#### Figure record listings:
········
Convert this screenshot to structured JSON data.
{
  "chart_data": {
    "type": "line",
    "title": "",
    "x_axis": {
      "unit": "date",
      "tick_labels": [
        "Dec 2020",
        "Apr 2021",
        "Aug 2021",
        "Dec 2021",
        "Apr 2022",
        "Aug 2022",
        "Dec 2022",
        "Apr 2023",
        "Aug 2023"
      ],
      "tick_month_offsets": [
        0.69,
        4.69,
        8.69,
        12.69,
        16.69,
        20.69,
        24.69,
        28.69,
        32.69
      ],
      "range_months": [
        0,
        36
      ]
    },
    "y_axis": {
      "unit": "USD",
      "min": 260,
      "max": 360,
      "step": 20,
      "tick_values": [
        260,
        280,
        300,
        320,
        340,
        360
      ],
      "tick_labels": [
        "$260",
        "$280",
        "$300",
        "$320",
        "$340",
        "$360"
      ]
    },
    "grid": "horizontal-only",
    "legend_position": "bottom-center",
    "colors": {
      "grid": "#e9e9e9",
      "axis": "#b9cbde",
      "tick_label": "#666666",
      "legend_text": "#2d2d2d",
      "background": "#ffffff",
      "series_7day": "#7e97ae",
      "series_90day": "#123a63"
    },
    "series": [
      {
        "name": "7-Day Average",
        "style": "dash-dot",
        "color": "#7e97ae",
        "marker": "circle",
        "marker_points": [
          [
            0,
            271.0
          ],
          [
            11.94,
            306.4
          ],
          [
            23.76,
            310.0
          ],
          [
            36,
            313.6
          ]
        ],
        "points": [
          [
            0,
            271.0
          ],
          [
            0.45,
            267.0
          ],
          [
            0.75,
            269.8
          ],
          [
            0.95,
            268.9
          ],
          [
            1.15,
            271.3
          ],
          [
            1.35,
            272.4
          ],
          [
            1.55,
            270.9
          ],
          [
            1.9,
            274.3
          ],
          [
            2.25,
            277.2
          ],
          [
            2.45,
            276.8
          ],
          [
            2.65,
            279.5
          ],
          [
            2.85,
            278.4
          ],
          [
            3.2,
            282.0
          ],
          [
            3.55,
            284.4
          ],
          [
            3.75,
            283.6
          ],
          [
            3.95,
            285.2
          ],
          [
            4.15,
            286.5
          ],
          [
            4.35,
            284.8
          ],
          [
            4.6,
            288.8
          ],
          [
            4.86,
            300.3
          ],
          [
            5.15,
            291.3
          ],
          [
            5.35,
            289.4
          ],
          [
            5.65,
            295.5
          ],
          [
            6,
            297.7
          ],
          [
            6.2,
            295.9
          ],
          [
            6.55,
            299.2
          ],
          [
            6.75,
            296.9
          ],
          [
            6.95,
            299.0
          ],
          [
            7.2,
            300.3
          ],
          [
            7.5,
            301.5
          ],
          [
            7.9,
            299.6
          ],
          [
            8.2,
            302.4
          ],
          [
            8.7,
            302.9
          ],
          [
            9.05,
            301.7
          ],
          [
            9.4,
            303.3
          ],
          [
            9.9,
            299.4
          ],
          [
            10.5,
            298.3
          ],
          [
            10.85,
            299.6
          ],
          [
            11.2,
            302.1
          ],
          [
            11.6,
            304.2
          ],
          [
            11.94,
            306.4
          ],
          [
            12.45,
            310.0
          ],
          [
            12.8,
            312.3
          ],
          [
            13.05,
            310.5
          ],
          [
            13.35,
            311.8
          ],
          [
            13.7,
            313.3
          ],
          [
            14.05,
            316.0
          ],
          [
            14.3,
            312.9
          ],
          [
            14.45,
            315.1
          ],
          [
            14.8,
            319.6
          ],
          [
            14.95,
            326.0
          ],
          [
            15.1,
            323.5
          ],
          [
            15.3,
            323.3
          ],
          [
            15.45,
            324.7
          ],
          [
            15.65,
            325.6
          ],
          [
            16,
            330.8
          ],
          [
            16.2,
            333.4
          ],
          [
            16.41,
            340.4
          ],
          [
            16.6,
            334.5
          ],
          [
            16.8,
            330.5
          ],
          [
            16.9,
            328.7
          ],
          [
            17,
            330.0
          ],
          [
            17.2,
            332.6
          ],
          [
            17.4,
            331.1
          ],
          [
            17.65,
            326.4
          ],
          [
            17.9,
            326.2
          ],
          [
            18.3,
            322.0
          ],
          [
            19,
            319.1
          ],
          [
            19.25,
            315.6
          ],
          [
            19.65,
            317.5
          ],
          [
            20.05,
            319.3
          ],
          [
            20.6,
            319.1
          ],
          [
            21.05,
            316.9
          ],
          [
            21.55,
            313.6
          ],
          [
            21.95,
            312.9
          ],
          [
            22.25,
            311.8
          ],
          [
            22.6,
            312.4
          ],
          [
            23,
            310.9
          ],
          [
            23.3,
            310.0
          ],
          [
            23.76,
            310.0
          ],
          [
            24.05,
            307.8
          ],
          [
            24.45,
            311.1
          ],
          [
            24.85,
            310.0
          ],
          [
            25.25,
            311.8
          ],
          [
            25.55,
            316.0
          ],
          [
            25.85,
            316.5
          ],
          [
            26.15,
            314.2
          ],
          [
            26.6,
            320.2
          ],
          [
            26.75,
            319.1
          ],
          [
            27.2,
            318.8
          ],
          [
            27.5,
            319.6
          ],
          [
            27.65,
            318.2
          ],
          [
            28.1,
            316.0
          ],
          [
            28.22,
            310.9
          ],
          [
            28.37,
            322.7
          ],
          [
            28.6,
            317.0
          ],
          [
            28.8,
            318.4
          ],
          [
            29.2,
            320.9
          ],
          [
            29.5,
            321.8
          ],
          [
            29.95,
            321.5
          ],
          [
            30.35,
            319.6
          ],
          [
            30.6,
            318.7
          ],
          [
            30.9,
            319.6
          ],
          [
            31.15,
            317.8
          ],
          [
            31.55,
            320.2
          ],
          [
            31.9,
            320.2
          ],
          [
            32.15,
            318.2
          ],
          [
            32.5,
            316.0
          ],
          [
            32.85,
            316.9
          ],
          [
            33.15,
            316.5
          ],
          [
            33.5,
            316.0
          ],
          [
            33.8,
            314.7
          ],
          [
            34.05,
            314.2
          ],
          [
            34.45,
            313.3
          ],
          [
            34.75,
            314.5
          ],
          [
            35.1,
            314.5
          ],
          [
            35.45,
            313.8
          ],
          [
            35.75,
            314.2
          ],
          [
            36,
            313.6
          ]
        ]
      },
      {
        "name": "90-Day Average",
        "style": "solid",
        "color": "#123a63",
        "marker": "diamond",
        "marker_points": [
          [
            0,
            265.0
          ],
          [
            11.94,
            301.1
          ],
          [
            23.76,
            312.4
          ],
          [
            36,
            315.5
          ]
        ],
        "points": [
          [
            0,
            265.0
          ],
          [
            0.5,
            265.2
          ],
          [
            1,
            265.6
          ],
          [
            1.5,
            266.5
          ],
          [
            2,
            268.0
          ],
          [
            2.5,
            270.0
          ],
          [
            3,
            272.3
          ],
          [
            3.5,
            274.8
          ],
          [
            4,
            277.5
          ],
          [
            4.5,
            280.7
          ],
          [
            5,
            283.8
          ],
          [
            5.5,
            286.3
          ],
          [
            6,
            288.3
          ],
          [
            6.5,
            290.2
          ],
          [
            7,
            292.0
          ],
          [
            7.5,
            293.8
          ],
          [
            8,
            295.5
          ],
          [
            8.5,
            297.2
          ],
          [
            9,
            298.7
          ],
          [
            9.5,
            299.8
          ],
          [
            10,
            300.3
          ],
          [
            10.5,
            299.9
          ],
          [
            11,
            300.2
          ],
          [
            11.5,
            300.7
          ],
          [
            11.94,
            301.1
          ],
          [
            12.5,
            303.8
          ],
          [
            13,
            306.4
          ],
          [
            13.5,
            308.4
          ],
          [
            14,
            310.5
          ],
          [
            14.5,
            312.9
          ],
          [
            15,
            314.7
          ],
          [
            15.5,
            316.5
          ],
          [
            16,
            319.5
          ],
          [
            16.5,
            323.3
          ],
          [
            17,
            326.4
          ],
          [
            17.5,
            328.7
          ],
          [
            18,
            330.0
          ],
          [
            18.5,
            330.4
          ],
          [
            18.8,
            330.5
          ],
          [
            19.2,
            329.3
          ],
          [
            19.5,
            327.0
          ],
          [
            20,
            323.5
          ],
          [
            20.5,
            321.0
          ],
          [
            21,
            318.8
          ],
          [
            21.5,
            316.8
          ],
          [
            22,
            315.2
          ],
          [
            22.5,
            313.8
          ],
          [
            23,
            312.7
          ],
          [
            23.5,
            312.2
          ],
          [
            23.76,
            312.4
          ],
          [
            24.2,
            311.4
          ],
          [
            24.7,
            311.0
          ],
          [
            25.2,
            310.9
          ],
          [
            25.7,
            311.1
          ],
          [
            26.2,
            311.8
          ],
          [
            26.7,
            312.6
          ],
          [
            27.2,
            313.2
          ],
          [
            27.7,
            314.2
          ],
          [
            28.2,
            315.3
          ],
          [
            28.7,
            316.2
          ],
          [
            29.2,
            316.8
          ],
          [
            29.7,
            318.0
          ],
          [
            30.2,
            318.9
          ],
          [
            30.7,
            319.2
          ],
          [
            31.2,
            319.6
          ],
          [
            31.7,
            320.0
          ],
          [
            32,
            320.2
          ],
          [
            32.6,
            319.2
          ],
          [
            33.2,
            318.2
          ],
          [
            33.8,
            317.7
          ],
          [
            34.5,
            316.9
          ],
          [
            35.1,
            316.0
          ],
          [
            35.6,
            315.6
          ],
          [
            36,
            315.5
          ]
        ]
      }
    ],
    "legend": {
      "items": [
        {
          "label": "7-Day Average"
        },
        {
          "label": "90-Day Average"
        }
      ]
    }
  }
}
········
#### WHAT YOU SHOULD DO:
The answer should be a single number: the count of lines in the data that include the string "name".

#### THE REPLY:
2